REQUIREMENTS –
For the listing underneath, give the count of lines containing the string "albo" and nothing further.

[START OF TASK DATA]

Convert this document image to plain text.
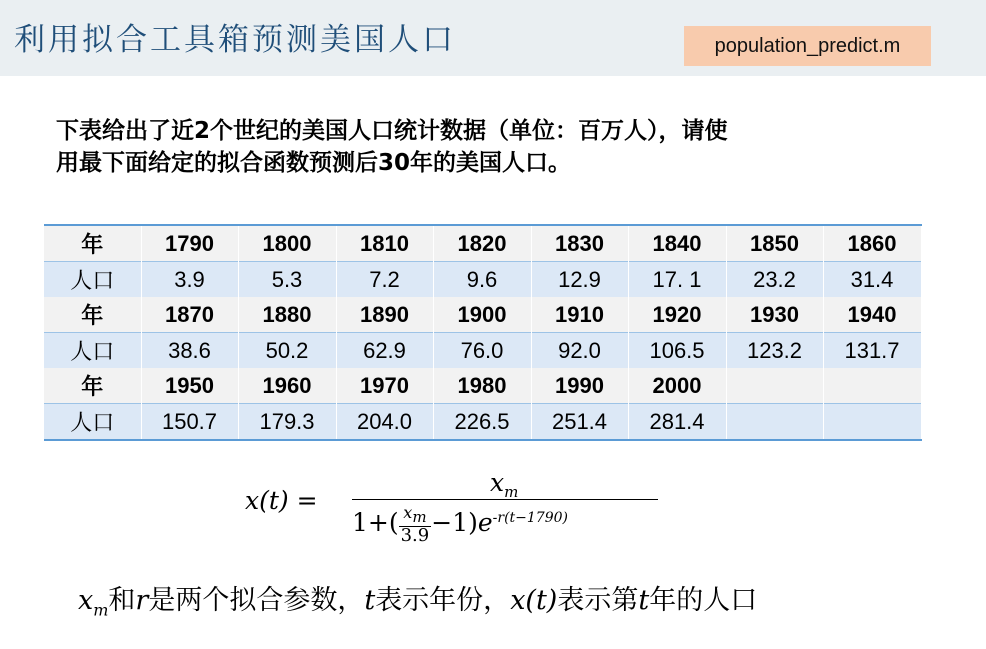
利用拟合工具箱预测美国人口	population_predict.m
下表给出了近2个世纪的美国人口统计数据（单位：百万人），请使
用最下面给定的拟合函数预测后30年的美国人口。
年	1790	1800	1810	1820	1830	1840	1850	1860
人口	3.9	5.3	7.2	9.6	12.9	17. 1	23.2	31.4
年	1870	1880	1890	1900	1910	1920	1930	1940
人口	38.6	50.2	62.9	76.0	92.0	106.5	123.2	131.7
年	1950	1960	1970	1980	1990	2000		
人口	150.7	179.3	204.0	226.5	251.4	281.4		
x(t) =
$x_m$
$1+( \frac{x_m}{3.9} -1)e^{-r(t-1790)}$
$x_m$和r是两个拟合参数，t表示年份，x(t)表示第t年的人口
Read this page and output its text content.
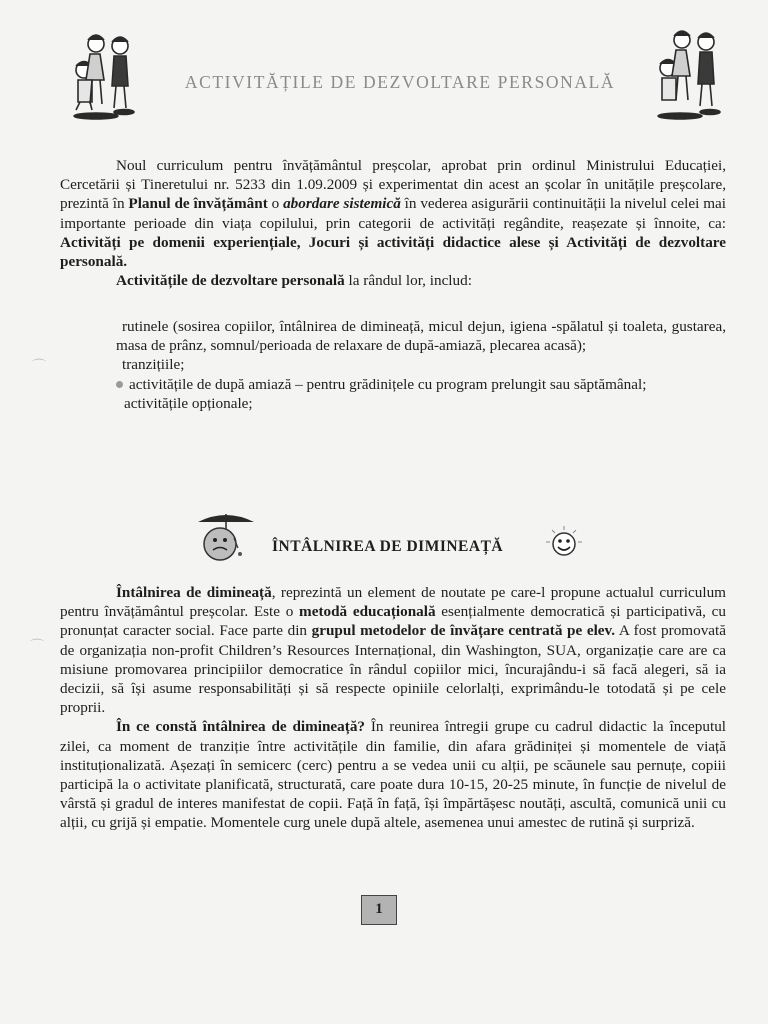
ACTIVITĂȚILE DE DEZVOLTARE PERSONALĂ

Noul curriculum pentru învățământul preșcolar, aprobat prin ordinul Ministrului Educației, Cercetării și Tineretului nr. 5233 din 1.09.2009 și experimentat din acest an școlar în unitățile preșcolare, prezintă în Planul de învățământ o abordare sistemică în vederea asigurării continuității la nivelul celei mai importante perioade din viața copilului, prin categorii de activități regândite, reașezate și înnoite, ca: Activități pe domenii experiențiale, Jocuri și activități didactice alese și Activități de dezvoltare personală.

Activitățile de dezvoltare personală la rândul lor, includ:

rutinele (sosirea copiilor, întâlnirea de dimineață, micul dejun, igiena -spălatul și toaleta, gustarea, masa de prânz, somnul/perioada de relaxare de după-amiază, plecarea acasă);
tranzițiile;
activitățile de după amiază – pentru grădinițele cu program prelungit sau săptămânal;
activitățile opționale;
ÎNTÂLNIREA DE DIMINEAȚĂ

Întâlnirea de dimineață, reprezintă un element de noutate pe care-l propune actualul curriculum pentru învățământul preșcolar. Este o metodă educațională esențialmente democratică și participativă, cu pronunțat caracter social. Face parte din grupul metodelor de învățare centrată pe elev. A fost promovată de organizația non-profit Children’s Resources Internațional, din Washington, SUA, organizație care are ca misiune promovarea principiilor democratice în rândul copiilor mici, încurajându-i să facă alegeri, să ia decizii, să își asume responsabilități și să respecte opiniile celorlalți, exprimându-le totodată și pe cele proprii.

În ce constă întâlnirea de dimineață? În reunirea întregii grupe cu cadrul didactic la începutul zilei, ca moment de tranziție între activitățile din familie, din afara grădiniței și momentele de viață instituționalizată. Așezați în semicerc (cerc) pentru a se vedea unii cu alții, pe scăunele sau pernuțe, copiii participă la o activitate planificată, structurată, care poate dura 10-15, 20-25 minute, în funcție de nivelul de vârstă și gradul de interes manifestat de copii. Față în față, își împărtășesc noutăți, ascultă, comunică unii cu alții, cu grijă și empatie. Momentele curg unele după altele, asemenea unui amestec de rutină și surpriză.

1
⌒
⌒
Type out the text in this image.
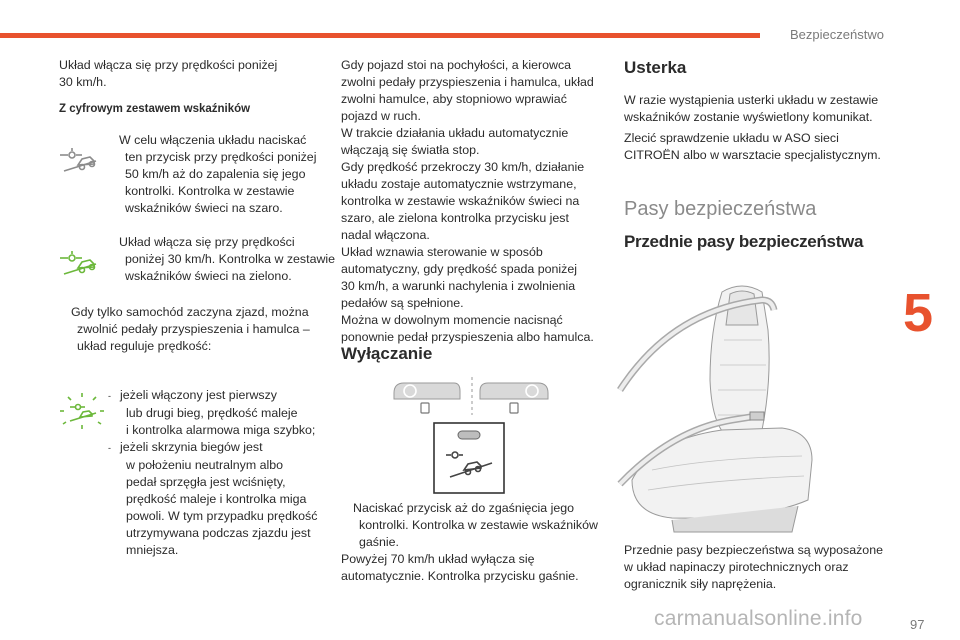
Bezpieczeństwo
5

Układ włącza się przy prędkości poniżej

30 km/h.

Z cyfrowym zestawem wskaźników

W celu włączenia układu naciskać

ten przycisk przy prędkości poniżej

50 km/h aż do zapalenia się jego

kontrolki. Kontrolka w zestawie

wskaźników świeci na szaro.

Układ włącza się przy prędkości

poniżej 30 km/h. Kontrolka w zestawie

wskaźników świeci na zielono.

Gdy tylko samochód zaczyna zjazd, można

zwolnić pedały przyspieszenia i hamulca –

układ reguluje prędkość:

- jeżeli włączony jest pierwszy

lub drugi bieg, prędkość maleje

i kontrolka alarmowa miga szybko;

- jeżeli skrzynia biegów jest

w położeniu neutralnym albo

pedał sprzęgła jest wciśnięty,

prędkość maleje i kontrolka miga

powoli. W tym przypadku prędkość

utrzymywana podczas zjazdu jest

mniejsza.

Gdy pojazd stoi na pochyłości, a kierowca

zwolni pedały przyspieszenia i hamulca, układ

zwolni hamulce, aby stopniowo wprawiać

pojazd w ruch.

W trakcie działania układu automatycznie

włączają się światła stop.

Gdy prędkość przekroczy 30 km/h, działanie

układu zostaje automatycznie wstrzymane,

kontrolka w zestawie wskaźników świeci na

szaro, ale zielona kontrolka przycisku jest

nadal włączona.

Układ wznawia sterowanie w sposób

automatyczny, gdy prędkość spada poniżej

30 km/h, a warunki nachylenia i zwolnienia

pedałów są spełnione.

Można w dowolnym momencie nacisnąć

ponownie pedał przyspieszenia albo hamulca.

Wyłączanie

Naciskać przycisk aż do zgaśnięcia jego

kontrolki. Kontrolka w zestawie wskaźników

gaśnie.

Powyżej 70 km/h układ wyłącza się

automatycznie. Kontrolka przycisku gaśnie.

Usterka

W razie wystąpienia usterki układu w zestawie

wskaźników zostanie wyświetlony komunikat.

Zlecić sprawdzenie układu w ASO sieci

CITROËN albo w warsztacie specjalistycznym.

Pasy bezpieczeństwa
Przednie pasy bezpieczeństwa

Przednie pasy bezpieczeństwa są wyposażone

w układ napinaczy pirotechnicznych oraz

ogranicznik siły naprężenia.

carmanualsonline.info	97
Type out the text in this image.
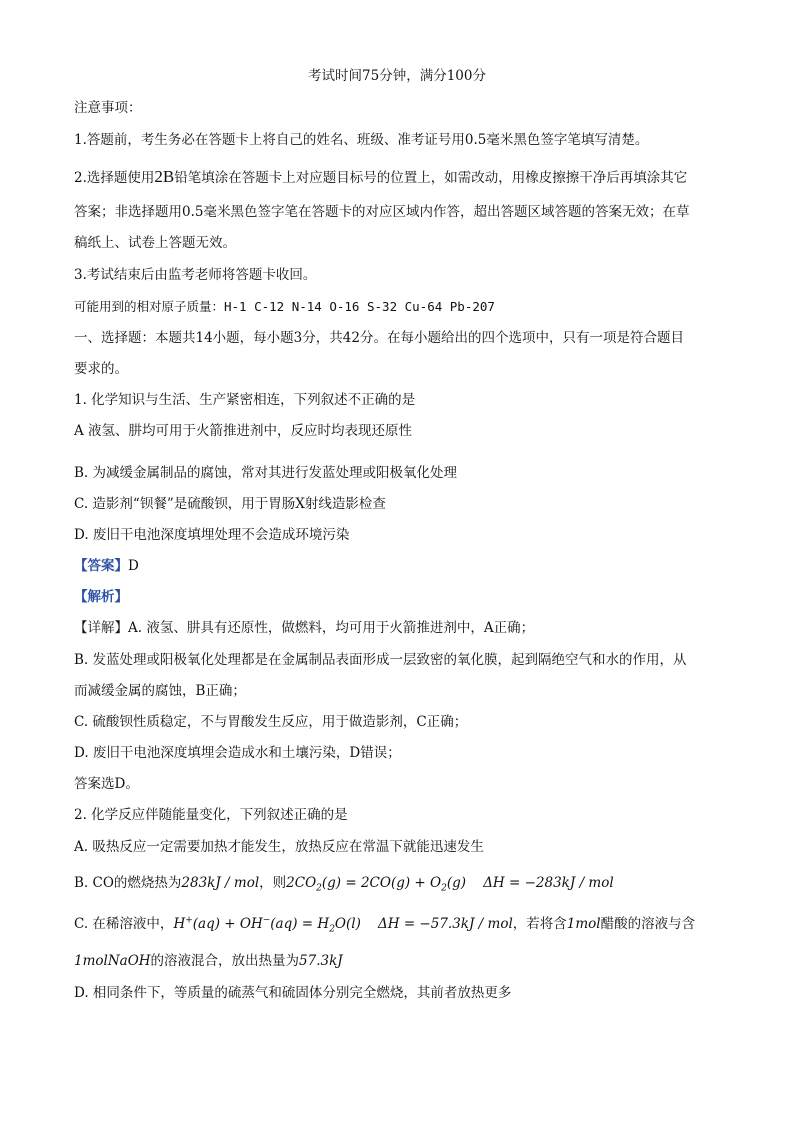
考试时间75分钟，满分100分
注意事项：
1.答题前，考生务必在答题卡上将自己的姓名、班级、准考证号用0.5毫米黑色签字笔填写清楚。
2.选择题使用2B铅笔填涂在答题卡上对应题目标号的位置上，如需改动，用橡皮擦擦干净后再填涂其它
答案；非选择题用0.5毫米黑色签字笔在答题卡的对应区域内作答，超出答题区域答题的答案无效；在草
稿纸上、试卷上答题无效。
3.考试结束后由监考老师将答题卡收回。
可能用到的相对原子质量：H-1 C-12 N-14 O-16 S-32 Cu-64 Pb-207
一、选择题：本题共14小题，每小题3分，共42分。在每小题给出的四个选项中，只有一项是符合题目
要求的。
1. 化学知识与生活、生产紧密相连，下列叙述不正确的是
A 液氢、肼均可用于火箭推进剂中，反应时均表现还原性
B. 为减缓金属制品的腐蚀，常对其进行发蓝处理或阳极氧化处理
C. 造影剂“钡餐”是硫酸钡，用于胃肠X射线造影检查
D. 废旧干电池深度填埋处理不会造成环境污染
【答案】D
【解析】
【详解】A. 液氢、肼具有还原性，做燃料，均可用于火箭推进剂中，A正确；
B. 发蓝处理或阳极氧化处理都是在金属制品表面形成一层致密的氧化膜，起到隔绝空气和水的作用，从
而减缓金属的腐蚀，B正确；
C. 硫酸钡性质稳定，不与胃酸发生反应，用于做造影剂，C正确；
D. 废旧干电池深度填埋会造成水和土壤污染，D错误；
答案选D。
2. 化学反应伴随能量变化，下列叙述正确的是
A. 吸热反应一定需要加热才能发生，放热反应在常温下就能迅速发生
B. CO的燃烧热为283kJ / mol，则$2CO_2(g) = 2CO(g) + O_2(g) \Delta H = -283kJ$ / mol
C. 在稀溶液中，$H^+(aq) + OH^-(aq) = H_2O(l) \Delta H = -57.3kJ$ / mol，若将含1mol醋酸的溶液与含
1molNaOH的溶液混合，放出热量为57.3kJ
D. 相同条件下，等质量的硫蒸气和硫固体分别完全燃烧，其前者放热更多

[END OF TASK DATA]

ANSWER TO THE PROBLEM –
3